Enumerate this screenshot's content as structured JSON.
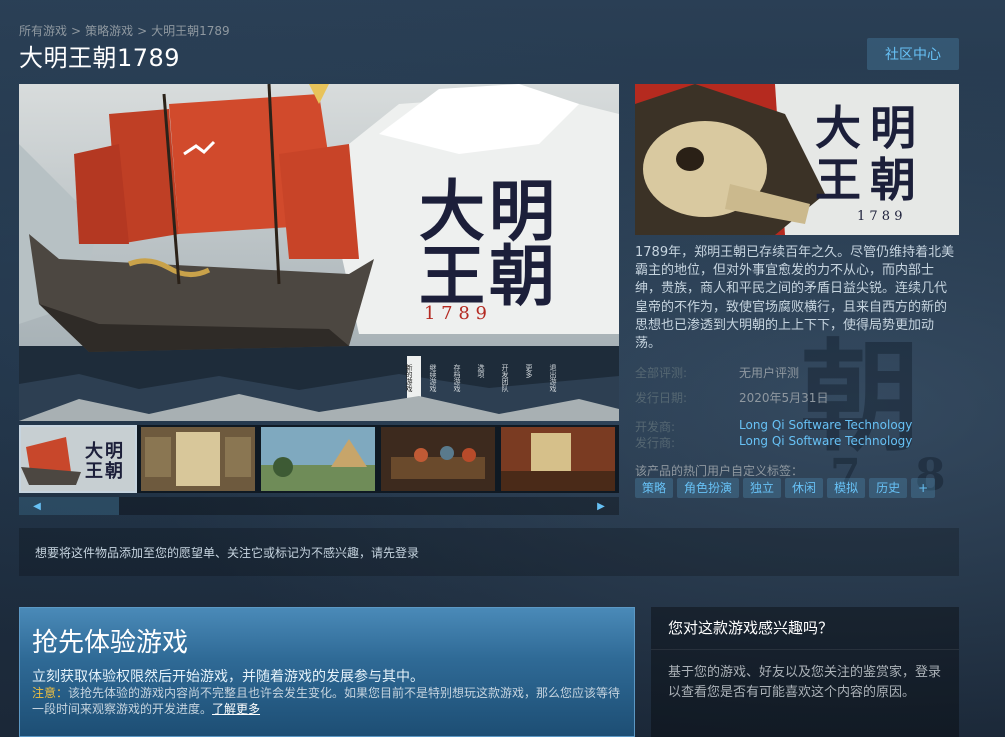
{
  "breadcrumb": [
    "所有游戏",
    "策略游戏",
    "大明王朝1789"
  ],
  "breadcrumb_sep": ">",
  "title": "大明王朝1789",
  "community_button": "社区中心",
  "hero": {
    "logo_chars": [
      "大",
      "明",
      "王",
      "朝"
    ],
    "logo_year": "1 7 8 9",
    "menu_items": [
      "新的游戏",
      "继续游戏",
      "存档游戏",
      "选项",
      "开发团队",
      "更多",
      "退出游戏"
    ]
  },
  "capsule": {
    "logo_chars": [
      "大",
      "明",
      "王",
      "朝"
    ],
    "logo_year": "1 7 8 9"
  },
  "description": "1789年，郑明王朝已存续百年之久。尽管仍维持着北美霸主的地位，但对外事宜愈发的力不从心，而内部士绅，贵族，商人和平民之间的矛盾日益尖锐。连续几代皇帝的不作为，致使官场腐败横行，且来自西方的新的思想也已渗透到大明朝的上上下下，使得局势更加动荡。",
  "reviews": {
    "label": "全部评测:",
    "value": "无用户评测"
  },
  "release": {
    "label": "发行日期:",
    "value": "2020年5月31日"
  },
  "developer": {
    "label": "开发商:",
    "value": "Long Qi Software Technology"
  },
  "publisher": {
    "label": "发行商:",
    "value": "Long Qi Software Technology"
  },
  "tags_label": "该产品的热门用户自定义标签：",
  "tags": [
    "策略",
    "角色扮演",
    "独立",
    "休闲",
    "模拟",
    "历史",
    "+"
  ],
  "thumbnail_logo_chars": [
    "大",
    "明",
    "王",
    "朝"
  ],
  "scroll_left": "◀",
  "scroll_right": "▶",
  "login_prompt": "想要将这件物品添加至您的愿望单、关注它或标记为不感兴趣，请先登录",
  "early_access": {
    "title": "抢先体验游戏",
    "subtitle": "立刻获取体验权限然后开始游戏，并随着游戏的发展参与其中。",
    "note_label": "注意：",
    "note": "该抢先体验的游戏内容尚不完整且也许会发生变化。如果您目前不是特别想玩这款游戏，那么您应该等待一段时间来观察游戏的开发进度。",
    "learn_more": "了解更多"
  },
  "interest": {
    "title": "您对这款游戏感兴趣吗？",
    "text": "基于您的游戏、好友以及您关注的鉴赏家，登录以查看您是否有可能喜欢这个内容的原因。"
  },
  "background_chars": [
    "朝",
    "7",
    "8"
  ],
  "colors": {
    "accent_link": "#67c1f5",
    "background": "#1b2838",
    "early_access_blue": "#2f6a96",
    "note_yellow": "#f0c040"
  }
}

_What this task involves_
Copy every line above word for word and exclude the pictures.

_Output_
Enumerate this screenshot's content as structured JSON.
{
  "breadcrumb": [
    "所有游戏",
    "策略游戏",
    "大明王朝1789"
  ],
  "breadcrumb_sep": ">",
  "title": "大明王朝1789",
  "community_button": "社区中心",
  "hero": {
    "logo_chars": [
      "大",
      "明",
      "王",
      "朝"
    ],
    "logo_year": "1 7 8 9",
    "menu_items": [
      "新的游戏",
      "继续游戏",
      "存档游戏",
      "选项",
      "开发团队",
      "更多",
      "退出游戏"
    ]
  },
  "capsule": {
    "logo_chars": [
      "大",
      "明",
      "王",
      "朝"
    ],
    "logo_year": "1 7 8 9"
  },
  "description": "1789年，郑明王朝已存续百年之久。尽管仍维持着北美霸主的地位，但对外事宜愈发的力不从心，而内部士绅，贵族，商人和平民之间的矛盾日益尖锐。连续几代皇帝的不作为，致使官场腐败横行，且来自西方的新的思想也已渗透到大明朝的上上下下，使得局势更加动荡。",
  "reviews": {
    "label": "全部评测:",
    "value": "无用户评测"
  },
  "release": {
    "label": "发行日期:",
    "value": "2020年5月31日"
  },
  "developer": {
    "label": "开发商:",
    "value": "Long Qi Software Technology"
  },
  "publisher": {
    "label": "发行商:",
    "value": "Long Qi Software Technology"
  },
  "tags_label": "该产品的热门用户自定义标签：",
  "tags": [
    "策略",
    "角色扮演",
    "独立",
    "休闲",
    "模拟",
    "历史",
    "+"
  ],
  "thumbnail_logo_chars": [
    "大",
    "明",
    "王",
    "朝"
  ],
  "scroll_left": "◀",
  "scroll_right": "▶",
  "login_prompt": "想要将这件物品添加至您的愿望单、关注它或标记为不感兴趣，请先登录",
  "early_access": {
    "title": "抢先体验游戏",
    "subtitle": "立刻获取体验权限然后开始游戏，并随着游戏的发展参与其中。",
    "note_label": "注意：",
    "note": "该抢先体验的游戏内容尚不完整且也许会发生变化。如果您目前不是特别想玩这款游戏，那么您应该等待一段时间来观察游戏的开发进度。",
    "learn_more": "了解更多"
  },
  "interest": {
    "title": "您对这款游戏感兴趣吗？",
    "text": "基于您的游戏、好友以及您关注的鉴赏家，登录以查看您是否有可能喜欢这个内容的原因。"
  },
  "background_chars": [
    "朝",
    "7",
    "8"
  ],
  "colors": {
    "accent_link": "#67c1f5",
    "background": "#1b2838",
    "early_access_blue": "#2f6a96",
    "note_yellow": "#f0c040"
  }
}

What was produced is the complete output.